SUPPLIED INFORMATION
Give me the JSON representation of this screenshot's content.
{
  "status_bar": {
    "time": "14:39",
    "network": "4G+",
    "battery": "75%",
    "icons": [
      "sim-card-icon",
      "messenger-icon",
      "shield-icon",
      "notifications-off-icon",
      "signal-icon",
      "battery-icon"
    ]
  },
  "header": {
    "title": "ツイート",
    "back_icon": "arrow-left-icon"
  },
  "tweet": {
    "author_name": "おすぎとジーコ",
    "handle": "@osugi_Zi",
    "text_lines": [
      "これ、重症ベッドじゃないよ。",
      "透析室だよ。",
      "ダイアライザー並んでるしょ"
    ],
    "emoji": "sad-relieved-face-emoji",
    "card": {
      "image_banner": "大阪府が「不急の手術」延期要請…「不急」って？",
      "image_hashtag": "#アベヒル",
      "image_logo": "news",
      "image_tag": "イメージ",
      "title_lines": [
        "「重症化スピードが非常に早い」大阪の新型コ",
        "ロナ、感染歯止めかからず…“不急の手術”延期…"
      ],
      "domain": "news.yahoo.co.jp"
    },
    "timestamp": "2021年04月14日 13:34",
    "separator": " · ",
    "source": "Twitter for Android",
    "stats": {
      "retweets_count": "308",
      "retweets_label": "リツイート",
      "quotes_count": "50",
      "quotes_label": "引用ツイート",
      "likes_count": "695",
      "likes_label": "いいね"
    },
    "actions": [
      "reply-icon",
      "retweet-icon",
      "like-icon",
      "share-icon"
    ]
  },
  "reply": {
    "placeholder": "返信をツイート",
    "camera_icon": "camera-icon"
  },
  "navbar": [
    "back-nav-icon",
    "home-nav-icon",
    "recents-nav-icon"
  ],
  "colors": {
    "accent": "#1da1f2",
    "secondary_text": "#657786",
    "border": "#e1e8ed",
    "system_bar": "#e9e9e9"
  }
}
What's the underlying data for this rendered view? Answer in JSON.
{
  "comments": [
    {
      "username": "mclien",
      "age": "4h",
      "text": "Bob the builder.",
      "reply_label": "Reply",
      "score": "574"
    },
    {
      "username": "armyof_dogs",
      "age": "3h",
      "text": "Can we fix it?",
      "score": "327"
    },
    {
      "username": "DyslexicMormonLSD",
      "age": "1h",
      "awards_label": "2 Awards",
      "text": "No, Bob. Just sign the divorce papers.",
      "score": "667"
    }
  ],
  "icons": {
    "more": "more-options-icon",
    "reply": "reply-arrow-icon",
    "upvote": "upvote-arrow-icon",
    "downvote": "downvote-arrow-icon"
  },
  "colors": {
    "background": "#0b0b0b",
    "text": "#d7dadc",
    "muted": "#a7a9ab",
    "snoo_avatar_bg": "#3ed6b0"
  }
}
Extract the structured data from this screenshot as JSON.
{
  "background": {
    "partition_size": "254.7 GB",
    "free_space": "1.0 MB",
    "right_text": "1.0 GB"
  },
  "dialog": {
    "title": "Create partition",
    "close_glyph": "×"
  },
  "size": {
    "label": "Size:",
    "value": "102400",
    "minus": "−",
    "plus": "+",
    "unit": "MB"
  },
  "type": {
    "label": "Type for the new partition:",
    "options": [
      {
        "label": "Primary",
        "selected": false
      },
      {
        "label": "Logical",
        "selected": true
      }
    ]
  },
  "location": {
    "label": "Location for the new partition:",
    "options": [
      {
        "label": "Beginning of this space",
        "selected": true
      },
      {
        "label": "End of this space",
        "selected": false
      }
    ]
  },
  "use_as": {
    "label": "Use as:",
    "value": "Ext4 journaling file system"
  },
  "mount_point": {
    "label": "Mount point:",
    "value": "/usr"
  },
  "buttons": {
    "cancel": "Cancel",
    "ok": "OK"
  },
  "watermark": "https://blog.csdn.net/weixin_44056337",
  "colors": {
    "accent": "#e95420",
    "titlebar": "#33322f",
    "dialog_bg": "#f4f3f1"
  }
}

DIRECTIONS
Each line above is to be repeated exactly.

SOLUTION FOR THIS EXERCISE
Give me the JSON representation of this screenshot's content.
{
  "status_bar": {
    "time": "14:39",
    "network": "4G+",
    "battery": "75%",
    "icons": [
      "sim-card-icon",
      "messenger-icon",
      "shield-icon",
      "notifications-off-icon",
      "signal-icon",
      "battery-icon"
    ]
  },
  "header": {
    "title": "ツイート",
    "back_icon": "arrow-left-icon"
  },
  "tweet": {
    "author_name": "おすぎとジーコ",
    "handle": "@osugi_Zi",
    "text_lines": [
      "これ、重症ベッドじゃないよ。",
      "透析室だよ。",
      "ダイアライザー並んでるしょ"
    ],
    "emoji": "sad-relieved-face-emoji",
    "card": {
      "image_banner": "大阪府が「不急の手術」延期要請…「不急」って？",
      "image_hashtag": "#アベヒル",
      "image_logo": "news",
      "image_tag": "イメージ",
      "title_lines": [
        "「重症化スピードが非常に早い」大阪の新型コ",
        "ロナ、感染歯止めかからず…“不急の手術”延期…"
      ],
      "domain": "news.yahoo.co.jp"
    },
    "timestamp": "2021年04月14日 13:34",
    "separator": " · ",
    "source": "Twitter for Android",
    "stats": {
      "retweets_count": "308",
      "retweets_label": "リツイート",
      "quotes_count": "50",
      "quotes_label": "引用ツイート",
      "likes_count": "695",
      "likes_label": "いいね"
    },
    "actions": [
      "reply-icon",
      "retweet-icon",
      "like-icon",
      "share-icon"
    ]
  },
  "reply": {
    "placeholder": "返信をツイート",
    "camera_icon": "camera-icon"
  },
  "navbar": [
    "back-nav-icon",
    "home-nav-icon",
    "recents-nav-icon"
  ],
  "colors": {
    "accent": "#1da1f2",
    "secondary_text": "#657786",
    "border": "#e1e8ed",
    "system_bar": "#e9e9e9"
  }
}
What's the underlying data for this rendered view? Answer in JSON.
{
  "comments": [
    {
      "username": "mclien",
      "age": "4h",
      "text": "Bob the builder.",
      "reply_label": "Reply",
      "score": "574"
    },
    {
      "username": "armyof_dogs",
      "age": "3h",
      "text": "Can we fix it?",
      "score": "327"
    },
    {
      "username": "DyslexicMormonLSD",
      "age": "1h",
      "awards_label": "2 Awards",
      "text": "No, Bob. Just sign the divorce papers.",
      "score": "667"
    }
  ],
  "icons": {
    "more": "more-options-icon",
    "reply": "reply-arrow-icon",
    "upvote": "upvote-arrow-icon",
    "downvote": "downvote-arrow-icon"
  },
  "colors": {
    "background": "#0b0b0b",
    "text": "#d7dadc",
    "muted": "#a7a9ab",
    "snoo_avatar_bg": "#3ed6b0"
  }
}
Extract the structured data from this screenshot as JSON.
{
  "background": {
    "partition_size": "254.7 GB",
    "free_space": "1.0 MB",
    "right_text": "1.0 GB"
  },
  "dialog": {
    "title": "Create partition",
    "close_glyph": "×"
  },
  "size": {
    "label": "Size:",
    "value": "102400",
    "minus": "−",
    "plus": "+",
    "unit": "MB"
  },
  "type": {
    "label": "Type for the new partition:",
    "options": [
      {
        "label": "Primary",
        "selected": false
      },
      {
        "label": "Logical",
        "selected": true
      }
    ]
  },
  "location": {
    "label": "Location for the new partition:",
    "options": [
      {
        "label": "Beginning of this space",
        "selected": true
      },
      {
        "label": "End of this space",
        "selected": false
      }
    ]
  },
  "use_as": {
    "label": "Use as:",
    "value": "Ext4 journaling file system"
  },
  "mount_point": {
    "label": "Mount point:",
    "value": "/usr"
  },
  "buttons": {
    "cancel": "Cancel",
    "ok": "OK"
  },
  "watermark": "https://blog.csdn.net/weixin_44056337",
  "colors": {
    "accent": "#e95420",
    "titlebar": "#33322f",
    "dialog_bg": "#f4f3f1"
  }
}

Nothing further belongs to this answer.